TEXTE FOURNI:
La réforme ne devrait-elle
pas aller beaucoup plus loin, en déconnectant le montant de la retraite de
l’activité salariée, en donnant à tous les moyens de vivre une retraite digne
et paisible ?
Ce qui existe
déjà dans le domaine de l’éducation, où les jeunes d’aujourd’hui bénéficient
d’un système scolaire financé par l’Etat providence, grâce à l’effort – au don
(via l’impôt) – de leurs aînés, c’est-à-dire des générations précédentes, ne
devrait-il pas être transposé dans le domaine des retraites ?
Ne doit-on pas
là aussi, pour les séniors (comme on le fait déjà pour les juniors) dépasser la
logique du mérite (où il faut mériter sa retraite !), pour faire jouer la
solidarité et le partage entre générations ?
Faut-il
continuer à penser la retraite comme la poursuite (proportionnelle) d’un
salaire ou d’un traitement, en regardant la valeur d’une personne – en termes
de niveau de retraite – à la lumière de sa « valeur travail »,
selon la loi du marché et son temps de cotisation ?
Ou n’est-il pas
temps d’accepter que la vieillesse soit comme la jeunesse, un moment de la vie
qui se conçoit sous le prisme de l’interdépendance et du don inconditionnel…
indépendamment de toute accumulation de mérites ?
Evidemment, une
telle idée pourrait susciter bien des « murmures » du côté de ceux
qui attendent une « retraite dorée » ou une « retraite
chapeau » et on entend déjà « la protestation instinctive de l’homme
privilégié contre la grâce accordée à ceux qui n’ont rien » (pour
reprendre la formule de Pierre Bonnard).
Mais dans la perspective
du royaume, les protestataires pourraient bien s’entendre dire : « Mon ami, je ne te fais aucun tort. Tu as eu
du travail toute ta vie, tu as pu en vivre et en profiter, même si ce travail
était parfois pénible et difficile. Et peut-être même as-tu pu économiser un
peu d’argent pour acquérir un bien, pour tes vieux jours. Alors, n’est-il pas
temps de partager équitablement ? Ne devrais-je pas donner, à celui qui
n’a pas eu la chance de travailler, autant qu’à toi ? Verrais-tu d'un mauvais
œil que je sois bon ? »

CONSIGNES:
1 > Dans le texte sur la réforme des retraites, reprenez la partie qui commence par les mots contenant "Evidemment, une" et se termine par "de Pierre Bonnard).", en remplaçant "murmures" par "plaintes".
2 > Relevez, dans le texte sur la réforme des retraites, toutes les expressions d'un à trois mots placées entre guillemets.
3 > Prolongez le texte sur la réforme des retraites au-delà de sa dernière phrase.

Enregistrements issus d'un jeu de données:
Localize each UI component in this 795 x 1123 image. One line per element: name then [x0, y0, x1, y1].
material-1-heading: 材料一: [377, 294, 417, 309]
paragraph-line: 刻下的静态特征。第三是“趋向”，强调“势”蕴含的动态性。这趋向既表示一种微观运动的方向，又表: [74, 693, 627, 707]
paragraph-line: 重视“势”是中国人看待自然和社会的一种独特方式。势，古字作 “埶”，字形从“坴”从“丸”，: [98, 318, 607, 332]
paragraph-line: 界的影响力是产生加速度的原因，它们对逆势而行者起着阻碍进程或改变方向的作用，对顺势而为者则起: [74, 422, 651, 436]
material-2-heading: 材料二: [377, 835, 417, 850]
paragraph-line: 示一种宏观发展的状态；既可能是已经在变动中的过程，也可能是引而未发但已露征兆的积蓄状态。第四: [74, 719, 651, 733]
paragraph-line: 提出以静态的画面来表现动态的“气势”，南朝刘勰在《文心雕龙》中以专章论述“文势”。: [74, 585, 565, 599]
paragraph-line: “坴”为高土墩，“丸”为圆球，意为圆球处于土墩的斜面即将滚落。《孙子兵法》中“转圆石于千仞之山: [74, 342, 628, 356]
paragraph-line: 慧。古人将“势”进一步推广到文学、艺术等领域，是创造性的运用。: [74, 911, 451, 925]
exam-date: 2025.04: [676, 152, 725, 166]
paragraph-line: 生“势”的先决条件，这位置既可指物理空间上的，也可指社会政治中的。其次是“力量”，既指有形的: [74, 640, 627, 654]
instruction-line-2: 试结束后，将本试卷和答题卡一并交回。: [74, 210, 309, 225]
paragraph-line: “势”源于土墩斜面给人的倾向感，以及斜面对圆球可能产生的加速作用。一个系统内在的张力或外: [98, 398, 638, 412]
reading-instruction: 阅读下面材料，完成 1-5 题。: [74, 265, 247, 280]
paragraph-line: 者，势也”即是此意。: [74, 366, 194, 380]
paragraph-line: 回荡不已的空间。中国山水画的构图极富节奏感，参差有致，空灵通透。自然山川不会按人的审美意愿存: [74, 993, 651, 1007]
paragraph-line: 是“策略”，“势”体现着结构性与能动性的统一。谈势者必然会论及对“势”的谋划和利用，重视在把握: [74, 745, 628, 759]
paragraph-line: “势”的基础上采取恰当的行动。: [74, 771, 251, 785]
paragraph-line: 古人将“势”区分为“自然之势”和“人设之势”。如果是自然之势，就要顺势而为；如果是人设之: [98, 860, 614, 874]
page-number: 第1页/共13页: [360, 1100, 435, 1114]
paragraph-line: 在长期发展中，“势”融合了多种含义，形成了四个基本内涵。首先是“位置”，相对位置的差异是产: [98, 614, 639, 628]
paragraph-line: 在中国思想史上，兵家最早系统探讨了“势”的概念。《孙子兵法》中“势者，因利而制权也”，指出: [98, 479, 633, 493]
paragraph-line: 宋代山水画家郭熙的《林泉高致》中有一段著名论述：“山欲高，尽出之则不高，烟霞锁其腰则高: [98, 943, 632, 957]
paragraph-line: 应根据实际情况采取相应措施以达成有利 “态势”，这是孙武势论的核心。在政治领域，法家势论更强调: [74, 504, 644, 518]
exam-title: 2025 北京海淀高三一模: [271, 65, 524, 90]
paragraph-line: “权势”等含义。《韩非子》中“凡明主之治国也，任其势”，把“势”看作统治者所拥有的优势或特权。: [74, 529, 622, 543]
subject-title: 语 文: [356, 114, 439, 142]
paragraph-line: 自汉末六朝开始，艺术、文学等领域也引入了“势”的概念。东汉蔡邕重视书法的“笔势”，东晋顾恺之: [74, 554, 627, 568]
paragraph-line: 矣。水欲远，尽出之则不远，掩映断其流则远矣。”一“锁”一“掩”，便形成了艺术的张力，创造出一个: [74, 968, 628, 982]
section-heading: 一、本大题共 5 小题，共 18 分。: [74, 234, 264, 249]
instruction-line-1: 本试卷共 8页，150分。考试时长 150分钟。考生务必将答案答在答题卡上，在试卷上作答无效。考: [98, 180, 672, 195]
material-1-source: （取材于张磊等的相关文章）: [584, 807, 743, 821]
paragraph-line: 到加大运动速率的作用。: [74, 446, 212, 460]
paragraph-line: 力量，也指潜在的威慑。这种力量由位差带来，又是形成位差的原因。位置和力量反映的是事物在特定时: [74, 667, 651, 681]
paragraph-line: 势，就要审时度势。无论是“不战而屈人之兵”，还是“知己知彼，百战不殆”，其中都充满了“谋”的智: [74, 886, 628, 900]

RÉPONSES:
1 >
Evidemment, une
telle idée pourrait susciter bien des « plaintes » du côté de ceux
qui attendent une « retraite dorée » ou une « retraite
chapeau » et on entend déjà « la protestation instinctive de l’homme
privilégié contre la grâce accordée à ceux qui n’ont rien » (pour
reprendre la formule de Pierre Bonnard).

2 >
- « valeur travail »
- « murmures »
- « retraite dorée »
- « retraite chapeau »

3 >
Voilà ce que
pourrait dire l’Etat providence… s’il écoutait vraiment la providence de
Dieu !
Il est, bien
sûr, délicat et même – disons-le – imprudent de vouloir plaquer l’Evangile, de
cette façon, dans notre actualité.
Mais, en même temps,
cette parabole nous donne indirectement un éclairage stimulant sur le thème du
travail… et, par ricochet, de la retraite.
Elle nous
rappelle l’attention que Jésus a accordée aux personnes sans travail et aux
exclus de son temps.
Ce que nous
redit l’Evangile, c’est que le sens du travail – et c’est vrai aussi pour la
période de retraite (qui est bien souvent une nouvelle période d’activité) –
est inséparable de la relation aux autres, de la fraternité, de la solidarité… d’un
regard emprunt d’attention et de générosité, à l’image de celui du maître de la
vigne, qui porte un regard d’amour gratuit et inconditionnel sur tous :
ouvriers de la 1ère heure ou de la dernière.
Amen.
[1] Pour mémoire, la retraite mensuelle moyenne d’une
femme est à 1100 € (en tenant compte de la réversion) et celle d’un homme est à
1600 euros (cf. Insee, 2008).
[3] A priori, le projet de réforme actuel ne prévoit rien de plus que
ce qui existe déjà pour la survie : l’ASPA (l’allocation de solidarité aux
personnes âgées) qui a remplacé le Minimum Vieillesse, depuis 2006. Son montant
maximum est de 787 € / mois (avec récupération sur la succession).